● **Exercise aim**
Each record is to be printed again precisely as it reads.

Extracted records
..........
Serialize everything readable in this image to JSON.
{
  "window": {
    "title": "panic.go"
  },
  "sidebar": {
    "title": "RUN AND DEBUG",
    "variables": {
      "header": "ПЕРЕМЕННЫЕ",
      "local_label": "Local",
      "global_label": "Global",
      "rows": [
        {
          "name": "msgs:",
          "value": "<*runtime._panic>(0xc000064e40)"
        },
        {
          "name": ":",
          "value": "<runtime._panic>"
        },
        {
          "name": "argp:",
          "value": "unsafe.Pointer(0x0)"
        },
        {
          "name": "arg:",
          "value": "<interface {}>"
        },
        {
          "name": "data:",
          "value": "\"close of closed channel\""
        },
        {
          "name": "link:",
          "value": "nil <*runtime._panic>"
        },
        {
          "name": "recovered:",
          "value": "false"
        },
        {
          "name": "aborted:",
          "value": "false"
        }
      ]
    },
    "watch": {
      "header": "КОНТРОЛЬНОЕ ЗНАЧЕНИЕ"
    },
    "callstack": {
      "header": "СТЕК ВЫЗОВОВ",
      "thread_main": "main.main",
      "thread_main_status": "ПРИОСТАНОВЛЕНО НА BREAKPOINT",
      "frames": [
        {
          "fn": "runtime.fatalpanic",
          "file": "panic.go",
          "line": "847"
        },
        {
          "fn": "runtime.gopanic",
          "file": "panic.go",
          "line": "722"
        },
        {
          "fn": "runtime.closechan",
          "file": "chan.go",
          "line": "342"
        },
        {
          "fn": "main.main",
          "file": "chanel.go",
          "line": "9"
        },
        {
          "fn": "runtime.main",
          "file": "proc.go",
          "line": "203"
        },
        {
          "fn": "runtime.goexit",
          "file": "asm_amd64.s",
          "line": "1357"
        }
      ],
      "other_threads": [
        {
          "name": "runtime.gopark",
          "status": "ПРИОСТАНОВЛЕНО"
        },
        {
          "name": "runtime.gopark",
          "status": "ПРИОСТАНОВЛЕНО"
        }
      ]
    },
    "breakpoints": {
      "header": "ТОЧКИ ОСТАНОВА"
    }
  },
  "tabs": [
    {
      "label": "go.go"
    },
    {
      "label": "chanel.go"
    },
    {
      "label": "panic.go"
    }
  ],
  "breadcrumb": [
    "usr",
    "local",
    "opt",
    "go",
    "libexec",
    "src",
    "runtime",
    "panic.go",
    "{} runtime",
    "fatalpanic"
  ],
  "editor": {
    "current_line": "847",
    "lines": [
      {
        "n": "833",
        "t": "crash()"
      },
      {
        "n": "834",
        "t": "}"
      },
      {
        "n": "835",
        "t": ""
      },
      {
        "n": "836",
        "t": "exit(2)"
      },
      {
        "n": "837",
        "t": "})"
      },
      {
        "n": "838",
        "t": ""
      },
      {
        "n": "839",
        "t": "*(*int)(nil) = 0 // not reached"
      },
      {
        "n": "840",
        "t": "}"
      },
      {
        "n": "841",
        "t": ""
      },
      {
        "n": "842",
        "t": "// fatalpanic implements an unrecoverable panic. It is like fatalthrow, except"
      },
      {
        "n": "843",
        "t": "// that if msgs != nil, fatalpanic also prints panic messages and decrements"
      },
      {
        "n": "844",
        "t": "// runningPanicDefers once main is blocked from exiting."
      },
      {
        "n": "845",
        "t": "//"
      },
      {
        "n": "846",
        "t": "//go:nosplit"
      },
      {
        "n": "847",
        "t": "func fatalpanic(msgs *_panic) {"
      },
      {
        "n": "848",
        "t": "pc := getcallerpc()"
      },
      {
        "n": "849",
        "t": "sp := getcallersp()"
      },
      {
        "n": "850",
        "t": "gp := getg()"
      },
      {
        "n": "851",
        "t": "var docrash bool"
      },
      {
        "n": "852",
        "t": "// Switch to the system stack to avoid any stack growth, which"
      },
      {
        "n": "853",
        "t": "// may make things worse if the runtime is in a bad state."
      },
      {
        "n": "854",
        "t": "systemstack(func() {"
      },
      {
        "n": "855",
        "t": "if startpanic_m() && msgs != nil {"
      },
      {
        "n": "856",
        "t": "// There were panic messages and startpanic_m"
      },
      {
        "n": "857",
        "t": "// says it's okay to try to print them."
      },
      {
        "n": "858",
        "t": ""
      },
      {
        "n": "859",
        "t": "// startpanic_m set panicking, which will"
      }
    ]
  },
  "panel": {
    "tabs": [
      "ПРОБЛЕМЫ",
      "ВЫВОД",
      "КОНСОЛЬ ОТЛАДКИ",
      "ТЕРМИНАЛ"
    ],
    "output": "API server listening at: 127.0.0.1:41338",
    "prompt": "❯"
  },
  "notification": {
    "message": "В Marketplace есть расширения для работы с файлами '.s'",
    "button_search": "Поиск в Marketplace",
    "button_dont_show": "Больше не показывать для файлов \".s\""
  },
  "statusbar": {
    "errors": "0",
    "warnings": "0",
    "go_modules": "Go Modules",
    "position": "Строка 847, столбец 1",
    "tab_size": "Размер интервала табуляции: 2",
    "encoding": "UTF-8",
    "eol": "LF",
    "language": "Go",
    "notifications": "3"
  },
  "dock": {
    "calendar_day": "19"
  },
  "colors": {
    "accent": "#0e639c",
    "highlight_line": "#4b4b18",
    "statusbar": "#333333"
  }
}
..........
● **Task solution**
Serialize everything readable in this image to JSON.
{
  "window": {
    "title": "panic.go"
  },
  "sidebar": {
    "title": "RUN AND DEBUG",
    "variables": {
      "header": "ПЕРЕМЕННЫЕ",
      "local_label": "Local",
      "global_label": "Global",
      "rows": [
        {
          "name": "msgs:",
          "value": "<*runtime._panic>(0xc000064e40)"
        },
        {
          "name": ":",
          "value": "<runtime._panic>"
        },
        {
          "name": "argp:",
          "value": "unsafe.Pointer(0x0)"
        },
        {
          "name": "arg:",
          "value": "<interface {}>"
        },
        {
          "name": "data:",
          "value": "\"close of closed channel\""
        },
        {
          "name": "link:",
          "value": "nil <*runtime._panic>"
        },
        {
          "name": "recovered:",
          "value": "false"
        },
        {
          "name": "aborted:",
          "value": "false"
        }
      ]
    },
    "watch": {
      "header": "КОНТРОЛЬНОЕ ЗНАЧЕНИЕ"
    },
    "callstack": {
      "header": "СТЕК ВЫЗОВОВ",
      "thread_main": "main.main",
      "thread_main_status": "ПРИОСТАНОВЛЕНО НА BREAKPOINT",
      "frames": [
        {
          "fn": "runtime.fatalpanic",
          "file": "panic.go",
          "line": "847"
        },
        {
          "fn": "runtime.gopanic",
          "file": "panic.go",
          "line": "722"
        },
        {
          "fn": "runtime.closechan",
          "file": "chan.go",
          "line": "342"
        },
        {
          "fn": "main.main",
          "file": "chanel.go",
          "line": "9"
        },
        {
          "fn": "runtime.main",
          "file": "proc.go",
          "line": "203"
        },
        {
          "fn": "runtime.goexit",
          "file": "asm_amd64.s",
          "line": "1357"
        }
      ],
      "other_threads": [
        {
          "name": "runtime.gopark",
          "status": "ПРИОСТАНОВЛЕНО"
        },
        {
          "name": "runtime.gopark",
          "status": "ПРИОСТАНОВЛЕНО"
        }
      ]
    },
    "breakpoints": {
      "header": "ТОЧКИ ОСТАНОВА"
    }
  },
  "tabs": [
    {
      "label": "go.go"
    },
    {
      "label": "chanel.go"
    },
    {
      "label": "panic.go"
    }
  ],
  "breadcrumb": [
    "usr",
    "local",
    "opt",
    "go",
    "libexec",
    "src",
    "runtime",
    "panic.go",
    "{} runtime",
    "fatalpanic"
  ],
  "editor": {
    "current_line": "847",
    "lines": [
      {
        "n": "833",
        "t": "crash()"
      },
      {
        "n": "834",
        "t": "}"
      },
      {
        "n": "835",
        "t": ""
      },
      {
        "n": "836",
        "t": "exit(2)"
      },
      {
        "n": "837",
        "t": "})"
      },
      {
        "n": "838",
        "t": ""
      },
      {
        "n": "839",
        "t": "*(*int)(nil) = 0 // not reached"
      },
      {
        "n": "840",
        "t": "}"
      },
      {
        "n": "841",
        "t": ""
      },
      {
        "n": "842",
        "t": "// fatalpanic implements an unrecoverable panic. It is like fatalthrow, except"
      },
      {
        "n": "843",
        "t": "// that if msgs != nil, fatalpanic also prints panic messages and decrements"
      },
      {
        "n": "844",
        "t": "// runningPanicDefers once main is blocked from exiting."
      },
      {
        "n": "845",
        "t": "//"
      },
      {
        "n": "846",
        "t": "//go:nosplit"
      },
      {
        "n": "847",
        "t": "func fatalpanic(msgs *_panic) {"
      },
      {
        "n": "848",
        "t": "pc := getcallerpc()"
      },
      {
        "n": "849",
        "t": "sp := getcallersp()"
      },
      {
        "n": "850",
        "t": "gp := getg()"
      },
      {
        "n": "851",
        "t": "var docrash bool"
      },
      {
        "n": "852",
        "t": "// Switch to the system stack to avoid any stack growth, which"
      },
      {
        "n": "853",
        "t": "// may make things worse if the runtime is in a bad state."
      },
      {
        "n": "854",
        "t": "systemstack(func() {"
      },
      {
        "n": "855",
        "t": "if startpanic_m() && msgs != nil {"
      },
      {
        "n": "856",
        "t": "// There were panic messages and startpanic_m"
      },
      {
        "n": "857",
        "t": "// says it's okay to try to print them."
      },
      {
        "n": "858",
        "t": ""
      },
      {
        "n": "859",
        "t": "// startpanic_m set panicking, which will"
      }
    ]
  },
  "panel": {
    "tabs": [
      "ПРОБЛЕМЫ",
      "ВЫВОД",
      "КОНСОЛЬ ОТЛАДКИ",
      "ТЕРМИНАЛ"
    ],
    "output": "API server listening at: 127.0.0.1:41338",
    "prompt": "❯"
  },
  "notification": {
    "message": "В Marketplace есть расширения для работы с файлами '.s'",
    "button_search": "Поиск в Marketplace",
    "button_dont_show": "Больше не показывать для файлов \".s\""
  },
  "statusbar": {
    "errors": "0",
    "warnings": "0",
    "go_modules": "Go Modules",
    "position": "Строка 847, столбец 1",
    "tab_size": "Размер интервала табуляции: 2",
    "encoding": "UTF-8",
    "eol": "LF",
    "language": "Go",
    "notifications": "3"
  },
  "dock": {
    "calendar_day": "19"
  },
  "colors": {
    "accent": "#0e639c",
    "highlight_line": "#4b4b18",
    "statusbar": "#333333"
  }
}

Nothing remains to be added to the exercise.